■ What the exercise asks
Give only the count of lines containing "about".

■ Information shown
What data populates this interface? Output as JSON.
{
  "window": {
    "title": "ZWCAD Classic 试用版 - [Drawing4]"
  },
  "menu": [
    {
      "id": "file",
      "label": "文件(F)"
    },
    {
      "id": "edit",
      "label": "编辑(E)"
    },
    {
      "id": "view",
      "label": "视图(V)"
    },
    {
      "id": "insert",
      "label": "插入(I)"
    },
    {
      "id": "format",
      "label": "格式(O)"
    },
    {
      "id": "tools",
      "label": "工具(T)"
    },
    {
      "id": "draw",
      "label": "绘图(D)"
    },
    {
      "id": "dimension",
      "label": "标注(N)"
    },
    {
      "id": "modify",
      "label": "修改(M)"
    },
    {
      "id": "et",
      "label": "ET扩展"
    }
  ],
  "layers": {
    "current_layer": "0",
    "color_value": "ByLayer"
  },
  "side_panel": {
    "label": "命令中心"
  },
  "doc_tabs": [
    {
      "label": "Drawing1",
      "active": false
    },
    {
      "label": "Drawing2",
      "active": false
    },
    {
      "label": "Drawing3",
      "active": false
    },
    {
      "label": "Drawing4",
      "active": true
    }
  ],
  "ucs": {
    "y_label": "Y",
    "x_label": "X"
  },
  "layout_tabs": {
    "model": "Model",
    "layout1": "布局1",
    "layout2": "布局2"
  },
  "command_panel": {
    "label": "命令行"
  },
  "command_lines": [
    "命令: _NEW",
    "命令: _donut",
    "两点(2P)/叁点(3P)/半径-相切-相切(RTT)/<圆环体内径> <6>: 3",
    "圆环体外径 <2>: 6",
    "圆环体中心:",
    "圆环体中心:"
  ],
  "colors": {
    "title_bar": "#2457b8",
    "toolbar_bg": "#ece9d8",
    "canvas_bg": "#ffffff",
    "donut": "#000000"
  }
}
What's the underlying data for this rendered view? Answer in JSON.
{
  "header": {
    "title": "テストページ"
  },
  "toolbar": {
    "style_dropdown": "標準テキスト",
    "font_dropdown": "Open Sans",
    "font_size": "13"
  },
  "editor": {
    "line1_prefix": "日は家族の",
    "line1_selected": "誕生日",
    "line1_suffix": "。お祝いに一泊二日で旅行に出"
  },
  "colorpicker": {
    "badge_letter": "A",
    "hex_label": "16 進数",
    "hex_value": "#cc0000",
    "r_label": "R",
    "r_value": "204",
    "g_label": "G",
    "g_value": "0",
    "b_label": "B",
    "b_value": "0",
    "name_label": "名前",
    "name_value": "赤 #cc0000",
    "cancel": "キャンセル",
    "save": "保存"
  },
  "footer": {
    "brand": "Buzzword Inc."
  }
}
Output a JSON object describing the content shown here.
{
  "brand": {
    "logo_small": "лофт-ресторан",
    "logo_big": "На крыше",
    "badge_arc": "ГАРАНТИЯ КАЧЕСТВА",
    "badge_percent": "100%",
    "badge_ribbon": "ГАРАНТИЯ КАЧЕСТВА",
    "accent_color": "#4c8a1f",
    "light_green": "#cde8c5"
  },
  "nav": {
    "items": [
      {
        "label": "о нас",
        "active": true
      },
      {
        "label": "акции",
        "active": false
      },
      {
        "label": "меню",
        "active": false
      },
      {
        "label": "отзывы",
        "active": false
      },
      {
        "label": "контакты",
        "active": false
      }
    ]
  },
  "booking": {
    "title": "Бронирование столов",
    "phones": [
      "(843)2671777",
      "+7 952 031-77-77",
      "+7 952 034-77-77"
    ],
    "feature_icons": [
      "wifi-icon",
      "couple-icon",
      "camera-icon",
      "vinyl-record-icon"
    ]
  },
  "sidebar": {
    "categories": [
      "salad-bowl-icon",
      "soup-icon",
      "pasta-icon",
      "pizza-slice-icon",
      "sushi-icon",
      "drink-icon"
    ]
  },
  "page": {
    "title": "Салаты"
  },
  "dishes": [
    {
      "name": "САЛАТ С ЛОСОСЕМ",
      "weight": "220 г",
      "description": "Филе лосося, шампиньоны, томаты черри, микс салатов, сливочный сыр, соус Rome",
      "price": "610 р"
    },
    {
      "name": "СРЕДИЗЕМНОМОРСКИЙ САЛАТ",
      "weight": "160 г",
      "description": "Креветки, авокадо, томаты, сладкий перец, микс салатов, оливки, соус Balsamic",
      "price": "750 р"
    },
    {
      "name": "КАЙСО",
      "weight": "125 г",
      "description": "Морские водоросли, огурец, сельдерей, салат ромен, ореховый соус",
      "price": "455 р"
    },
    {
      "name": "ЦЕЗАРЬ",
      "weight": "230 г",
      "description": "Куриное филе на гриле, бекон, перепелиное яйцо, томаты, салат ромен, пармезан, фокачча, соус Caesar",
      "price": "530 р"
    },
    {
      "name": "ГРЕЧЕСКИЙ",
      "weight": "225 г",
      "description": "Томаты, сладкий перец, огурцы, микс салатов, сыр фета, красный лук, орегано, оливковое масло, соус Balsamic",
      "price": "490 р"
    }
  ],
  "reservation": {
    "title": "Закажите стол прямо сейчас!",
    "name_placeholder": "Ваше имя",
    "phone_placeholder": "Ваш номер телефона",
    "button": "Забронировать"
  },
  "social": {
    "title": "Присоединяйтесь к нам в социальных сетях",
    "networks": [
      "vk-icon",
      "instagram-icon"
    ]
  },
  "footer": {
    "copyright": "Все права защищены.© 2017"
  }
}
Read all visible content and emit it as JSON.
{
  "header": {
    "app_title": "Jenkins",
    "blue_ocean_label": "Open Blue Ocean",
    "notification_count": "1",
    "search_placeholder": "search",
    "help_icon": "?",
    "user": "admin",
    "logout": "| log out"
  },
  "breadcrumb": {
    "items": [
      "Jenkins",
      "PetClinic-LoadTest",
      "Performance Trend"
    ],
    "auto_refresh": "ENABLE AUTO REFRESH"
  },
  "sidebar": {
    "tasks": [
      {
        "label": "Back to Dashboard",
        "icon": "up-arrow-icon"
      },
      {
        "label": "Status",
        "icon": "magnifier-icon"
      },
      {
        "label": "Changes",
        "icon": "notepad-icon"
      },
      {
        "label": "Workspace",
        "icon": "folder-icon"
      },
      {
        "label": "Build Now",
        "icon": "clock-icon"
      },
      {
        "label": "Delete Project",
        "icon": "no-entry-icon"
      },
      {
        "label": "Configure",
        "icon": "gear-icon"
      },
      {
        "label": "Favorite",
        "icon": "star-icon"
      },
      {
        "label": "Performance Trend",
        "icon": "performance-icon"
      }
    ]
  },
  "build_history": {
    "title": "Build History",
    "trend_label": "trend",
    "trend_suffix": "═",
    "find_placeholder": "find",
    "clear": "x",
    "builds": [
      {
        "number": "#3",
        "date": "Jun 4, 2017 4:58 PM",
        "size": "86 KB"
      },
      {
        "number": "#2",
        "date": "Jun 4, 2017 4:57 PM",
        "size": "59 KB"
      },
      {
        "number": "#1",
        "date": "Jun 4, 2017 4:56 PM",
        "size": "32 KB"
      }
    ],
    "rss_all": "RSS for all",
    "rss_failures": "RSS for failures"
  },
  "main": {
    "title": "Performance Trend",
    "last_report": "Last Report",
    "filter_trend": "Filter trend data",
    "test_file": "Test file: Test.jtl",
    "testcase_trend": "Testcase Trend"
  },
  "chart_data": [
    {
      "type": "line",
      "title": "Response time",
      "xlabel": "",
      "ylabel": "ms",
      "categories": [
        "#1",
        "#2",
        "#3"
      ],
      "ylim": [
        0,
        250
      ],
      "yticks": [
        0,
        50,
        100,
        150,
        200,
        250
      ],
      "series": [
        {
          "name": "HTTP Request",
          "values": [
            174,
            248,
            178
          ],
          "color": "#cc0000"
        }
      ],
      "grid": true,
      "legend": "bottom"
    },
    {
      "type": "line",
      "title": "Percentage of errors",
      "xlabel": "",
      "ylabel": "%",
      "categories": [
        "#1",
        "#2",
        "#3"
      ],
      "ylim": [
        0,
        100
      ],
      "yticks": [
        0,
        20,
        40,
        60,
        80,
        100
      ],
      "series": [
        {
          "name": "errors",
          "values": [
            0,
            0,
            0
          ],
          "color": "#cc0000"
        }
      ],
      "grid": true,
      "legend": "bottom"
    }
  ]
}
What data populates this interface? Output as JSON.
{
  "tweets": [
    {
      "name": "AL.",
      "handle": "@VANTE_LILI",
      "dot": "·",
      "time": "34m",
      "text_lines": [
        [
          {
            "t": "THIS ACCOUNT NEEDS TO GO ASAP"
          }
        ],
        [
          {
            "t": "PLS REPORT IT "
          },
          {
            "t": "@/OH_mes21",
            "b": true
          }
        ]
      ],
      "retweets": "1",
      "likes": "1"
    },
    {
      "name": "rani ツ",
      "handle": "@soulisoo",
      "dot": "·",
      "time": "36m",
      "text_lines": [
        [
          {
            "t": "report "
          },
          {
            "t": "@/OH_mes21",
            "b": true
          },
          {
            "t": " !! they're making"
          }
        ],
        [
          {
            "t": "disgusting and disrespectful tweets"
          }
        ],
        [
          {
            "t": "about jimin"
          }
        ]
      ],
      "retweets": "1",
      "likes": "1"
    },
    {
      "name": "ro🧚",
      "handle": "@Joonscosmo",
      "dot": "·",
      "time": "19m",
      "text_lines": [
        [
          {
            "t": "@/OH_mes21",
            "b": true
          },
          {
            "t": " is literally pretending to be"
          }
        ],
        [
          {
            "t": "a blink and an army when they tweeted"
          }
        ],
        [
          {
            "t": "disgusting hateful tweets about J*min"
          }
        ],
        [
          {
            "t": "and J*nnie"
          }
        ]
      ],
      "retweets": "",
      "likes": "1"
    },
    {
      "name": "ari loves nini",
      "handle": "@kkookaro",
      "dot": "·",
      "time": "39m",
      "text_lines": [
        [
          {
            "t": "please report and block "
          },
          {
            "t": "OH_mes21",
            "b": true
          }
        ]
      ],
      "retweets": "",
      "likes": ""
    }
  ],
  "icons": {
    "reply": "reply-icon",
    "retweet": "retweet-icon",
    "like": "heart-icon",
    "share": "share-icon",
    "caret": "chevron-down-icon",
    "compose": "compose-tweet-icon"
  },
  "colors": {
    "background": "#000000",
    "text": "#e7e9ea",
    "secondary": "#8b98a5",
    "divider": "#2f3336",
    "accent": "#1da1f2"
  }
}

■ The solution
2